Given request
Identify and copy all lines of the material where the string "wrote" is found.

★ ★ ★ ★

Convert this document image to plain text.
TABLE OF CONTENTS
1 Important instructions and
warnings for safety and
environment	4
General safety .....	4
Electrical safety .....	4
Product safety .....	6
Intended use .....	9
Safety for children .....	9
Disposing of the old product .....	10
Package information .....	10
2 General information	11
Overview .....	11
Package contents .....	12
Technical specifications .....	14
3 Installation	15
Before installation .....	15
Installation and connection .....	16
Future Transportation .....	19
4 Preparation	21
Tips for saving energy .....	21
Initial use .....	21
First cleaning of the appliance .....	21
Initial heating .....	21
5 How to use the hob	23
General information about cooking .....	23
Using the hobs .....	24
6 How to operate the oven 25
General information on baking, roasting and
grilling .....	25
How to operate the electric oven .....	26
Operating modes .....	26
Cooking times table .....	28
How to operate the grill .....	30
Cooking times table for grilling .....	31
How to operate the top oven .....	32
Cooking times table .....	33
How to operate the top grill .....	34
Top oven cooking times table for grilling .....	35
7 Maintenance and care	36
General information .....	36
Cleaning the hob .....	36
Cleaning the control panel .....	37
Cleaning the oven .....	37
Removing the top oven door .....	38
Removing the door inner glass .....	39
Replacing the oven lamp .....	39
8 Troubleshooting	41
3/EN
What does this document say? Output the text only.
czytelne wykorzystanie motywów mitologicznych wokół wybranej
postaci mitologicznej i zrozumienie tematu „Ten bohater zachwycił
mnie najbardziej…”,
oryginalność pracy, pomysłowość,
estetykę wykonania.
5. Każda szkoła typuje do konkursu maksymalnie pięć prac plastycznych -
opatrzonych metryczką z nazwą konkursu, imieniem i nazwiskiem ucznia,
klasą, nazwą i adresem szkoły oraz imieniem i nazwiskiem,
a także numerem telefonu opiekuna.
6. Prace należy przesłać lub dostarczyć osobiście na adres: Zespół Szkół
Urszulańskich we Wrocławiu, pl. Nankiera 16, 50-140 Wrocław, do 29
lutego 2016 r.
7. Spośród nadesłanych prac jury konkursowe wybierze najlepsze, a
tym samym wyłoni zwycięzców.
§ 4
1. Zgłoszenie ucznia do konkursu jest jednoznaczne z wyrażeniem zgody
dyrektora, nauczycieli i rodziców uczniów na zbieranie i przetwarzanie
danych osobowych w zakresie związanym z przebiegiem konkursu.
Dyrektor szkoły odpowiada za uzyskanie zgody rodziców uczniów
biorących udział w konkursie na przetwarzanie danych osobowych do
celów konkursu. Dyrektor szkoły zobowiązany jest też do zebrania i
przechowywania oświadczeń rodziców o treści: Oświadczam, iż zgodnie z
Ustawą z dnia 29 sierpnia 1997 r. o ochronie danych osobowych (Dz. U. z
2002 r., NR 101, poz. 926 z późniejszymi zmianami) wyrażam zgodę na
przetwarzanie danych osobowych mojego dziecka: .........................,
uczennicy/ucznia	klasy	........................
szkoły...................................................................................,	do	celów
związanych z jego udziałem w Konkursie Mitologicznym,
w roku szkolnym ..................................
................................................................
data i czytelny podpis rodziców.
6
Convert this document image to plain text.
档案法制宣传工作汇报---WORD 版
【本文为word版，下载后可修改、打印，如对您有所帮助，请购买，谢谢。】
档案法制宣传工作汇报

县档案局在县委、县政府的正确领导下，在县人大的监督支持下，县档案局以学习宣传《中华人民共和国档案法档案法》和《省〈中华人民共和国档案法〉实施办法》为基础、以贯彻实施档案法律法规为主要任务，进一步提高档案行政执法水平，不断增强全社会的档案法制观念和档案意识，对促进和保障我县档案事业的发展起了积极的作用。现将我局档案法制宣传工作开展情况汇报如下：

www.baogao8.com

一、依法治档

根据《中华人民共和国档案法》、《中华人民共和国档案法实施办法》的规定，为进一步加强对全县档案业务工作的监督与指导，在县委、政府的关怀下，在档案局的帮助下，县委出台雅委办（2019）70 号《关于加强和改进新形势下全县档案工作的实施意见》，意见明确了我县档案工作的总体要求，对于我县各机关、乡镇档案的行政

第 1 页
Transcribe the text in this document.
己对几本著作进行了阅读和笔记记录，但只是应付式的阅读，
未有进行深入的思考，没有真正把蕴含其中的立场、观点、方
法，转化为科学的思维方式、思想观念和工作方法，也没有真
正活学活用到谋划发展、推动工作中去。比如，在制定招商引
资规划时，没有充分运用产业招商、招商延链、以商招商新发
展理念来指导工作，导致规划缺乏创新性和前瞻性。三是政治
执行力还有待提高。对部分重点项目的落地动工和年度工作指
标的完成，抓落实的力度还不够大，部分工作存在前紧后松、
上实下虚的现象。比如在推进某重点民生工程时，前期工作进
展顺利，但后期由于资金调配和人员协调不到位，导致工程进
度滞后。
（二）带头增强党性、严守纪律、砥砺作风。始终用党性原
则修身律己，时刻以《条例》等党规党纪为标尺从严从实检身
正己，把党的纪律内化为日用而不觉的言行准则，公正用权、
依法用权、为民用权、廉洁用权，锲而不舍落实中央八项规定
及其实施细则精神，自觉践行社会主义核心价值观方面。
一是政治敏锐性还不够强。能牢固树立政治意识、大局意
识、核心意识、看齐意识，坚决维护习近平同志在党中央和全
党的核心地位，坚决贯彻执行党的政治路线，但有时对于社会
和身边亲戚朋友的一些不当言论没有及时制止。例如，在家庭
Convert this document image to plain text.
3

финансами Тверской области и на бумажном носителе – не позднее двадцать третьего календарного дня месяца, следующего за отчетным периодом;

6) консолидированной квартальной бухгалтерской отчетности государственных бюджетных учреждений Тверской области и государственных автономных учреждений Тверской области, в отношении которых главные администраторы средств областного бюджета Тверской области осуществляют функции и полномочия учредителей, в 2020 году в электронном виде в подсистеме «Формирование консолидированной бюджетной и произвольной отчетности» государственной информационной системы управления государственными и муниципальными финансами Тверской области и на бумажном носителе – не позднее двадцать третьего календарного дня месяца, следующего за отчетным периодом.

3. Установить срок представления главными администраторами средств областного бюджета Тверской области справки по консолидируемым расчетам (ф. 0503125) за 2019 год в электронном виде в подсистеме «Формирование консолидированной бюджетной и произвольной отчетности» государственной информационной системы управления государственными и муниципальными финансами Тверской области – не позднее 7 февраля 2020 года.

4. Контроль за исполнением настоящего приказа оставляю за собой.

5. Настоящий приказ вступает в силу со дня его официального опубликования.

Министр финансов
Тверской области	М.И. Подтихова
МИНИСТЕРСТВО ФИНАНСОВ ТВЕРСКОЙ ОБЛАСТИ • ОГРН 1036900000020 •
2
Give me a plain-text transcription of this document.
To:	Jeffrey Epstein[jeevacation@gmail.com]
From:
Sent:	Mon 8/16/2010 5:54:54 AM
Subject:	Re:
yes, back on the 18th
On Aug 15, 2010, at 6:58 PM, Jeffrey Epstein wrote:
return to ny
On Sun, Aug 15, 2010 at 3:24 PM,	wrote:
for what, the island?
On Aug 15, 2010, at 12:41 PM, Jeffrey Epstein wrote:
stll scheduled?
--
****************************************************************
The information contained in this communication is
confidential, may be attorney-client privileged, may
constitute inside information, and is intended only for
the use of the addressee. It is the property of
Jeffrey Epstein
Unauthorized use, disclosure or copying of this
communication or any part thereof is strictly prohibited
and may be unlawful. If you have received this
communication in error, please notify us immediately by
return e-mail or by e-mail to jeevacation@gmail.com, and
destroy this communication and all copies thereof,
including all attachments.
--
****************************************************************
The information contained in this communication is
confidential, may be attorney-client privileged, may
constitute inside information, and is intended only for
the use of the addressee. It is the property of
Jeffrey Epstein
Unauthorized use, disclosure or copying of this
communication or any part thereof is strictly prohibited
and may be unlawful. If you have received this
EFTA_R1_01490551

★ ★ ★ ★

Answer below
On Aug 15, 2010, at 6:58 PM, Jeffrey Epstein wrote:
On Sun, Aug 15, 2010 at 3:24 PM,	wrote:
On Aug 15, 2010, at 12:41 PM, Jeffrey Epstein wrote:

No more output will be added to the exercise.